Teks Halaman:
--

Pemilu 2009 menyisakan waktu tidak lebih dari dua minggu lagi, hajatan lima tahunan ini telah menyita waktu dan biaya yang tidak sedikit, semua warga Negara Indonesia merasakan pesta demokrasi tersebut. Mulai dari orang yang telah dipilih untuk melakukan contreng maupun mereka yang belum mendapatkan kesempatan, bahkan anak-anakpun ikut dalam merayakan hajatan tersebut. Hal ini dapat dilihat dalam beberapa kesempatan kampanye yang dilakukan oleh partai-partai yang sedang berkompetisi merebut suara rakyat.
Pemilihan umum adalah salahsatu media di Indonesia untuk memilih wakil rakyat yang akan duduk diparlemen, memilih presiden yang akan memimpin negeri ini. Dalam beberapa tahun terakhir ini, pemilihanpun merambah ke provinsi dan kabupaten/kota yaitu pemilihan kepala daerah secara langsung. Bahkan pemilihan langsungpun merambah hingga ke desa-desa. Sungguh luar biasa hasil yang ditunjukkan dalam pelaksanaannya, mulai dari yang memang tidak ada masalah hingga ada yang berlanjut ke pengadilan, hanya untuk mencari keadilan dan kejujuran dalam pemilihan.

--

Petunjuk: Tulis ulang bagian teks tentang Pemilu 2009 antara "Pemilu 2009 menyisakan" dan "merebut suara rakyat.", termasuk keduanya, dengan mengganti "pesta demokrasi" menjadi "perayaan demokrasi".

--

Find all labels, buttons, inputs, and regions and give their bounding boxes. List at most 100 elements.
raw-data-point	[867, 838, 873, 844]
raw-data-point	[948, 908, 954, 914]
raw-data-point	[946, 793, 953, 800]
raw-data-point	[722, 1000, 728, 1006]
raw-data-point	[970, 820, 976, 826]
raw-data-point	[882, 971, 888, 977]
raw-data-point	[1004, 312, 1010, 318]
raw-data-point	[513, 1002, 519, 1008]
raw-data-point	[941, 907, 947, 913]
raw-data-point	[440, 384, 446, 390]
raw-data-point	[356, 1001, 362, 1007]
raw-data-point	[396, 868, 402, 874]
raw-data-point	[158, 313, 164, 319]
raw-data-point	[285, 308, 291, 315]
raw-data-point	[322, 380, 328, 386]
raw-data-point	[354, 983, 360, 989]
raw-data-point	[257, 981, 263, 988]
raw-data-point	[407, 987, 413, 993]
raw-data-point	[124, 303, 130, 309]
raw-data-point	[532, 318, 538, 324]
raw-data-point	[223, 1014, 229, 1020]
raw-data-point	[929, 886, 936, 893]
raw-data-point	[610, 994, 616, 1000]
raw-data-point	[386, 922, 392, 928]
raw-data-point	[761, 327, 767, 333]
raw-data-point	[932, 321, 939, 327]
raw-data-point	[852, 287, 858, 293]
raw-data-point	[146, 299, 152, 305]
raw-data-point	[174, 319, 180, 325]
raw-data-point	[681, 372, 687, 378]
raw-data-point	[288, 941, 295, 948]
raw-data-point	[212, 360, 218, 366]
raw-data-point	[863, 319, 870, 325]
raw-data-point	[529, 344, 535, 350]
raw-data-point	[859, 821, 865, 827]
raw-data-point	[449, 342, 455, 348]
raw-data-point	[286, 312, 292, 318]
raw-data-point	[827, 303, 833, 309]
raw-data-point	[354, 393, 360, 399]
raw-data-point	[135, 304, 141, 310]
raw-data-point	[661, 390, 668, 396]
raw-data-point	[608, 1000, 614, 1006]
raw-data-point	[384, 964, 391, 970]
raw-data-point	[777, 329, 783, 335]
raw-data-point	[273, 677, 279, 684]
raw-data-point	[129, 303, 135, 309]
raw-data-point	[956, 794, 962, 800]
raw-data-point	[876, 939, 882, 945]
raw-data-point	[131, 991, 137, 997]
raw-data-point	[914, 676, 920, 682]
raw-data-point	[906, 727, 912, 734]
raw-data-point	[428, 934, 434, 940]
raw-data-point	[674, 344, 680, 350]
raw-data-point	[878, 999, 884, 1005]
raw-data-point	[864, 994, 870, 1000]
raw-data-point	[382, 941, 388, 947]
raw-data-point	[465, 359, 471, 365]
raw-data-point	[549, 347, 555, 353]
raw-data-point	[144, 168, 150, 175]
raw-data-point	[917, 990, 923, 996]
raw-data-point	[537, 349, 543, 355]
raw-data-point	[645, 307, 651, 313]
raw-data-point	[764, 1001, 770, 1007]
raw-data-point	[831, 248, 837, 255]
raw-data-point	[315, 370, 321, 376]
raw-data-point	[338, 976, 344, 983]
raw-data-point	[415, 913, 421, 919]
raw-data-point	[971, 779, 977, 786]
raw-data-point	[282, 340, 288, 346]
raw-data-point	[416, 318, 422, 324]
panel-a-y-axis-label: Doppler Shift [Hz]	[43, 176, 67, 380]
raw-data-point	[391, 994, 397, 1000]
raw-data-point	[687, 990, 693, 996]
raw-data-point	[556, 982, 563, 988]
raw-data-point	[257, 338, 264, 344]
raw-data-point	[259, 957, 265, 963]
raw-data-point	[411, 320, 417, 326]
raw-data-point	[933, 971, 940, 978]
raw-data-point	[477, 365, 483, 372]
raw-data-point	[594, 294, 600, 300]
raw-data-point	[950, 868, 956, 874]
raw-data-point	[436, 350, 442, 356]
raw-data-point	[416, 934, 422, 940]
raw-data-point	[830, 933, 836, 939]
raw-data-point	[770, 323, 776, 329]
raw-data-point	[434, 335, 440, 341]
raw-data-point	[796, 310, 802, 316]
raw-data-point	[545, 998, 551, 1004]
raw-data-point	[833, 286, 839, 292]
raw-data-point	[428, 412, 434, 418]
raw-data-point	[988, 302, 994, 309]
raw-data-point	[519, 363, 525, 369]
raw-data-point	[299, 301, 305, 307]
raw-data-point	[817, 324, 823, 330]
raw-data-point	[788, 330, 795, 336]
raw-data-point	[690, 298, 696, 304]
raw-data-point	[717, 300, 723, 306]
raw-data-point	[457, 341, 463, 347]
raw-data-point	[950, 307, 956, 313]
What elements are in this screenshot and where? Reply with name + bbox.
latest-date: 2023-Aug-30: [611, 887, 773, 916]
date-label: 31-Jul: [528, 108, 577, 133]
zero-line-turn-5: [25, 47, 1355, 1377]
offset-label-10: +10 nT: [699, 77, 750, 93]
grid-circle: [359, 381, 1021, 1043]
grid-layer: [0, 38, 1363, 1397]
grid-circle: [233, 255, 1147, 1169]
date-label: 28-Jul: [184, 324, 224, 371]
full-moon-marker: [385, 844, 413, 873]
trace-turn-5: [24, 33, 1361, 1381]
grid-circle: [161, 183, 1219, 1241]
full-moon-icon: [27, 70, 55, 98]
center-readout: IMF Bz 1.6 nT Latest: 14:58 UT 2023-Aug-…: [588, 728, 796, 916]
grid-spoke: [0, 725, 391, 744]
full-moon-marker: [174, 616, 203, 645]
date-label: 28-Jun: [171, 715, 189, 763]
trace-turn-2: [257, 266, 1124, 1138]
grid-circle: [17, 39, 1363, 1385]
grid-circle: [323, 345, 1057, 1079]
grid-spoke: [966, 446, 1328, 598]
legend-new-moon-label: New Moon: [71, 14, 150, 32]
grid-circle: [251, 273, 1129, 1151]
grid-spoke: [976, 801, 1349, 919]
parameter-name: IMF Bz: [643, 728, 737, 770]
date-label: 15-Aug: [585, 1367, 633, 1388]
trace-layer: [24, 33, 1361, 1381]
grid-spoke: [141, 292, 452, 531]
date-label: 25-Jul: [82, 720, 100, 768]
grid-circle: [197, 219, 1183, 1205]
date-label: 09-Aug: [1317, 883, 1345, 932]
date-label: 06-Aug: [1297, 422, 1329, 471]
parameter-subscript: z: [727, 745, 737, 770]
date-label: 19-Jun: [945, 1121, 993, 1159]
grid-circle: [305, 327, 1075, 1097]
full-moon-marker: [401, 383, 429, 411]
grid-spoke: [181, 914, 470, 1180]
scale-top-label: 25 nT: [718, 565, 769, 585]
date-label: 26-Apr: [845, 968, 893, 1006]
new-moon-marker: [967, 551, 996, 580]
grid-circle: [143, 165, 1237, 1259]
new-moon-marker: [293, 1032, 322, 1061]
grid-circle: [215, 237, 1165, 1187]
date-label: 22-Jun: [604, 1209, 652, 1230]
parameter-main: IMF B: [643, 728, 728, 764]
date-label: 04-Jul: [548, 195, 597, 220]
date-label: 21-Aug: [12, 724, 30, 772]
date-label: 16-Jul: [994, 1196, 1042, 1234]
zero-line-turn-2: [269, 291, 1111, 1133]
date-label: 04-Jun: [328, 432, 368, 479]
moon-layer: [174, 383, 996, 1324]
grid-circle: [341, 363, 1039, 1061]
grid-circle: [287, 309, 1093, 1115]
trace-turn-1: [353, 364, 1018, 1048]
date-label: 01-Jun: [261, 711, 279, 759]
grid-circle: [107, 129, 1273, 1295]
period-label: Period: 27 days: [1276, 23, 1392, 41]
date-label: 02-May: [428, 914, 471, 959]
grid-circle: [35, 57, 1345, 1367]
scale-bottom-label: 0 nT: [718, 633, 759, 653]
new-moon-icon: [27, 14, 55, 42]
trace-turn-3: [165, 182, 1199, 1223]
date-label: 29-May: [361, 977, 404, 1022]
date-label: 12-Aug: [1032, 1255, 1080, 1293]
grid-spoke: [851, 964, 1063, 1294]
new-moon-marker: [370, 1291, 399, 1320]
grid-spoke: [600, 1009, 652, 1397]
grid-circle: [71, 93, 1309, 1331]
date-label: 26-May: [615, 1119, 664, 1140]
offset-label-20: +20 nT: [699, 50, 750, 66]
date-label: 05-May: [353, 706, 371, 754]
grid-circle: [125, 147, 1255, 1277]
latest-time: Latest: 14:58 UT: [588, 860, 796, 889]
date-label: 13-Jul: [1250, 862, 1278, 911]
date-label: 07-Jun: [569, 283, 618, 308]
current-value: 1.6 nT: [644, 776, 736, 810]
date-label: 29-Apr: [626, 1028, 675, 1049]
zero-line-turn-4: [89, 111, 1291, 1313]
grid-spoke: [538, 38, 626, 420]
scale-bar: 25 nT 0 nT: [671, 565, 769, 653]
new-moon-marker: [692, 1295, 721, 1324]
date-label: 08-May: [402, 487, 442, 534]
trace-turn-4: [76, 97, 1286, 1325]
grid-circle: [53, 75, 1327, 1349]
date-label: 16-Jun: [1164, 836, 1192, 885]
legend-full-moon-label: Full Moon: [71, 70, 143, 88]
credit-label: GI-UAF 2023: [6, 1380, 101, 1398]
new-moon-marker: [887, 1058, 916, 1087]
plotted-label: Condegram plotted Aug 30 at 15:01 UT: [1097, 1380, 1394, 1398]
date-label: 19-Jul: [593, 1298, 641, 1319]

--

Hasil Latihan:
Pemilu 2009 menyisakan waktu tidak lebih dari dua minggu lagi, hajatan lima tahunan ini telah menyita waktu dan biaya yang tidak sedikit, semua warga Negara Indonesia merasakan perayaan demokrasi tersebut. Mulai dari orang yang telah dipilih untuk melakukan contreng maupun mereka yang belum mendapatkan kesempatan, bahkan anak-anakpun ikut dalam merayakan hajatan tersebut. Hal ini dapat dilihat dalam beberapa kesempatan kampanye yang dilakukan oleh partai-partai yang sedang berkompetisi merebut suara rakyat.